- **Your goal**
Show all lines holding "Spinner".

- **Available data**
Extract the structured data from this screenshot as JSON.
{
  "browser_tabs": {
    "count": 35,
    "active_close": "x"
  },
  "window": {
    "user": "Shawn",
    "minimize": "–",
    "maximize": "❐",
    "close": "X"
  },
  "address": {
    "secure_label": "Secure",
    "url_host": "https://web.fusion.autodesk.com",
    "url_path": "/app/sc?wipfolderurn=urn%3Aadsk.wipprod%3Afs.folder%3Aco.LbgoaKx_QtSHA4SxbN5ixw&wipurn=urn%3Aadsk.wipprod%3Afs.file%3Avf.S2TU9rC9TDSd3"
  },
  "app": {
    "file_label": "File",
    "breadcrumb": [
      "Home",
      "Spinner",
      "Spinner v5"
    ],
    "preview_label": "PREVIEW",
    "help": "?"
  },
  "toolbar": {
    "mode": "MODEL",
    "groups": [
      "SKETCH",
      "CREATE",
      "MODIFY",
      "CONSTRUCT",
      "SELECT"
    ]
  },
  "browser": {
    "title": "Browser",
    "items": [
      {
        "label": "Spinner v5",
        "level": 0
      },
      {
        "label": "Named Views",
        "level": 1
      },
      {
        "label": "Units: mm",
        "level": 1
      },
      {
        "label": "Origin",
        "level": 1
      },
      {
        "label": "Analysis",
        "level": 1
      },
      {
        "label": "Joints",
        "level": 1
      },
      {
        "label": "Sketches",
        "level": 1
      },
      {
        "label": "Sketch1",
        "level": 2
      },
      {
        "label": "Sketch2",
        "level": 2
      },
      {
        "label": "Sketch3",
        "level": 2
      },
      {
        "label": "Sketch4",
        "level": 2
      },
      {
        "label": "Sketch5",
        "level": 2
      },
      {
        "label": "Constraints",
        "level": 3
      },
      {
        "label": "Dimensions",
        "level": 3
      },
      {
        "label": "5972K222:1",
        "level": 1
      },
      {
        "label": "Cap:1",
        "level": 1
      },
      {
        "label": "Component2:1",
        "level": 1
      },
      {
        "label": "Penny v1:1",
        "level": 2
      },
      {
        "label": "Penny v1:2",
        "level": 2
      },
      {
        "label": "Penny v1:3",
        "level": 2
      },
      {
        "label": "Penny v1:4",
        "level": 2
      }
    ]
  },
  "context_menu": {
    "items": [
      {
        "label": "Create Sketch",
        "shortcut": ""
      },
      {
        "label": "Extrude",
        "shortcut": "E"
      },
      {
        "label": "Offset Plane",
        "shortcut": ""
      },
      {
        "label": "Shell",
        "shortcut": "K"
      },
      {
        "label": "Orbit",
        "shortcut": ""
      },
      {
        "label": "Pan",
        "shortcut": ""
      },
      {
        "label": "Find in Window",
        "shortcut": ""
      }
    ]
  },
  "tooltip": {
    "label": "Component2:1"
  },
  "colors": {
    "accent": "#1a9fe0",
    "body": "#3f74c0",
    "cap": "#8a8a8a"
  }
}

- **Solution**
      "Spinner",
      "Spinner v5"
        "label": "Spinner v5",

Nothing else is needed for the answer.